Task objective
For each statement, say yes or no to whether it agrees with the forum thread below, and quote the words of the thread that decide it. 1. The writer names the "Save Our Owls" campaign as the most notable example of The Star's bias. 2. The writer says bias towards SWFC is the main reason for no longer buying The Star. 3. Lee Strafford is described as the current Chairman of SWFC.

Exercise text
Two players: Leon Clarke (current) "How much better is it playing for us than the pigs?"
David Unsworth (former) "Given they released you shortly afterwards, why didn't you put that bastard penalty into Row ZZ?"

One Manager: Neil Warnock. "Why the fuck did you fuck about with Portsmouth, given that you set yourself up as such a big blade?"

Two S24SU Contributors: Danny04 "Is the Star really biased towards the pigs?" ( ;) ) (in case that emote doesn't work in brackets, this is tongue-in-cheek)
Pinchy "What would you say if Nick Montgomery described you as the greatest poster in S24SU history?" (this is also meant in jest)

Surely the question to Danny04 is "WHY is The Star biased towards the pigs?", FB:rolleyes:
 
My question to you, would be; Why do SWFC fans say exactly the same thing, but insisting bias towards SUFC? Can’t be both, surely?

Answer to first question is multi-faceted:

1. Because Sheffield Wednesday fans are the most deluded football fans on the planet. There are countless examples to prove this point. Lee Strafford, erstwhile Chairman of SWFC claiming potential for up to 4 or 5 million fans across the world for one.:rolleyes:

2. Sheffield Wednesday fans always respond to what SUFC do. Again, countless examples. The band, Balloons at Wembley, adoption of SUFC songs etc etc. It follows that they counter Blades claims of The Star being biased with their own.

Their are also numerous examples of The Star showing blatant and more subtle bias, the most notable being the "Save Our Owls" campaign.

So yes, you are right Danny, it can't be both. It's one way, and that way follows the A61 towards Barnsley.

I read The Star for years, every day. There are a number of reasons I no longer purchase it. The general quality (IMHO) is the main reason but over time, I concluded that 1. it was no longer worth the money, 2. it no longer had a relevance and 3, the aforementioned bias towards SWFC.

Hope that helps:)
 
Answer to first question is multi-faceted:

1. Because Sheffield Wednesday fans are the most deluded football fans on the planet. There are countless examples to prove this point. Lee Strafford, erstwhile Chairman of SWFC claiming potential for up to 4 or 5 million fans across the world for one.:rolleyes:

2. Sheffield Wednesday fans always respond to what SUFC do. Again, countless examples. The band, Balloons at Wembley, adoption of SUFC songs etc etc. It follows that they counter Blades claims of The Star being biased with their own.

Information provided
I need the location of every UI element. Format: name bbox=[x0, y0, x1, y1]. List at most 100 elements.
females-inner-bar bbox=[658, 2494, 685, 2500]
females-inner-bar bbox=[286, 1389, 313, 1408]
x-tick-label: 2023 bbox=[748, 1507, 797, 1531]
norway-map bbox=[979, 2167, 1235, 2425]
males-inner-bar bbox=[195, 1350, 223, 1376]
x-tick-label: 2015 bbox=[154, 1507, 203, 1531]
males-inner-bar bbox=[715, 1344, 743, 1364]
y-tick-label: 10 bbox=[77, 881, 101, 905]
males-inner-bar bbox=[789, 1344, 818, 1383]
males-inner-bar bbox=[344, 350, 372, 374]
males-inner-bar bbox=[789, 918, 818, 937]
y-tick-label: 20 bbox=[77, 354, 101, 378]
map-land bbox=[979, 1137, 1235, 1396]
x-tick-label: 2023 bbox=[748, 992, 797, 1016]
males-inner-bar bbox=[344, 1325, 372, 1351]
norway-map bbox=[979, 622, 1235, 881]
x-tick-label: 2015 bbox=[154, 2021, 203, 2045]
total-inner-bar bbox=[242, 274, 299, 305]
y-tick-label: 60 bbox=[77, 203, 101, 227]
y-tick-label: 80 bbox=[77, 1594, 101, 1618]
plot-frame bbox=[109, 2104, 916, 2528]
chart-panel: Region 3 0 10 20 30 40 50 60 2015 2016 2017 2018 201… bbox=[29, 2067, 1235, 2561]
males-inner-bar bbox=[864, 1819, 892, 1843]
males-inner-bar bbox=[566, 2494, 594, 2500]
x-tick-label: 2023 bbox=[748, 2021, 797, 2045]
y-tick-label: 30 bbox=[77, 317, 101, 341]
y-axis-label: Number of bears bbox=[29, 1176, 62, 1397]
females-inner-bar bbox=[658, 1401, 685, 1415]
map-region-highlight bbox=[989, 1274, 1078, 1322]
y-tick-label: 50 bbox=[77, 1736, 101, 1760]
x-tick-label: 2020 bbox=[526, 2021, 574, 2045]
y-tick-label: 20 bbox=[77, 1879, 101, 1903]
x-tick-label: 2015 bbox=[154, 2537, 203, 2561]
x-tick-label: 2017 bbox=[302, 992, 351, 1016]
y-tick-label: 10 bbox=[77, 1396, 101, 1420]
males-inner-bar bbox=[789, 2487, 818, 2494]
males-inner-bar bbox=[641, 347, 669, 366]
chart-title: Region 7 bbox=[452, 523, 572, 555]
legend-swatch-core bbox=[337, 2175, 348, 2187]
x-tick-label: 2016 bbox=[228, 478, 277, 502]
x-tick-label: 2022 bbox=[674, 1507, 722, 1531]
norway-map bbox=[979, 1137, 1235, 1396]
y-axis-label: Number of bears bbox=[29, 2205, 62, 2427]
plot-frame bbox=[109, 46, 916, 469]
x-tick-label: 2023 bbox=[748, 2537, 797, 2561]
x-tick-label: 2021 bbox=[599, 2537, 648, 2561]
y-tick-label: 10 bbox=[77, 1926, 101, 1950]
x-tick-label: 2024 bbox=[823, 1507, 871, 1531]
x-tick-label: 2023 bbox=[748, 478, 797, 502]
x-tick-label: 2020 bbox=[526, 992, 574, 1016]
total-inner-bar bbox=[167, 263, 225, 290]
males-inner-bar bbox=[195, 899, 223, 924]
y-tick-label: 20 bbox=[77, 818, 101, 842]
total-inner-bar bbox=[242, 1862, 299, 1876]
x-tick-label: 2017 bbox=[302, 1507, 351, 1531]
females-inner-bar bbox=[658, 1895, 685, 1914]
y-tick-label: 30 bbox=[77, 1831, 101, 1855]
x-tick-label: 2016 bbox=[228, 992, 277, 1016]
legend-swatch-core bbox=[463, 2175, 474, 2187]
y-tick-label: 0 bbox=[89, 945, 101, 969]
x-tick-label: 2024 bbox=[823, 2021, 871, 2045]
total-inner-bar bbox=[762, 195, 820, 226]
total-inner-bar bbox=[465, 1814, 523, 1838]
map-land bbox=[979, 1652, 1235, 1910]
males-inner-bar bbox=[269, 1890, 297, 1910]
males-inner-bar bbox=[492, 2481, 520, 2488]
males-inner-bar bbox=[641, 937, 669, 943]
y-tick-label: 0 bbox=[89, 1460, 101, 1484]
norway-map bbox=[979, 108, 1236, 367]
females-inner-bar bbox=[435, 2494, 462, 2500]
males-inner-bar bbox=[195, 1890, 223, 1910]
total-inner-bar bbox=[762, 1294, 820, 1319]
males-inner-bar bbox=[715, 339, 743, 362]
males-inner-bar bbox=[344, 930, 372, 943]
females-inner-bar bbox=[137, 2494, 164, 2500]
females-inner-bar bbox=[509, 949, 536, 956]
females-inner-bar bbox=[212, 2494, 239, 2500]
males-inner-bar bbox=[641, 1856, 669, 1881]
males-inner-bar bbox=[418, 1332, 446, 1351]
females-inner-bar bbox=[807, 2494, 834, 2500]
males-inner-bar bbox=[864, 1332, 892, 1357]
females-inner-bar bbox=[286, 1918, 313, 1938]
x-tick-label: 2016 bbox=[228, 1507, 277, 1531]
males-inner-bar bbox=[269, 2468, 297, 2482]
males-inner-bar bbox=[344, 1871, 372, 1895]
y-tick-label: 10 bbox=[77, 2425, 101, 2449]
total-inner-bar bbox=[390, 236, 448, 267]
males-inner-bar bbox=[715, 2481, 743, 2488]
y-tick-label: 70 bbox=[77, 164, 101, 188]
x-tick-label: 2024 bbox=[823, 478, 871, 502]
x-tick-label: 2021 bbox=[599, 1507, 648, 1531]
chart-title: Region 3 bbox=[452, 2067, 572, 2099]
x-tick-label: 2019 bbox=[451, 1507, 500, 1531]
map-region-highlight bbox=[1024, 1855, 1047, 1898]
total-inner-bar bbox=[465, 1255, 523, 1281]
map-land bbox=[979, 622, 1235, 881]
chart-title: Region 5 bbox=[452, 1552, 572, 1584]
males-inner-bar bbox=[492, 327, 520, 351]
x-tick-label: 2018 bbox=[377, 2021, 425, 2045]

Written answer
1. Yes: "the most notable being the "Save Our Owls" campaign."
2. No: "The general quality (IMHO) is the main reason"
3. No: "Lee Strafford, erstwhile Chairman of SWFC"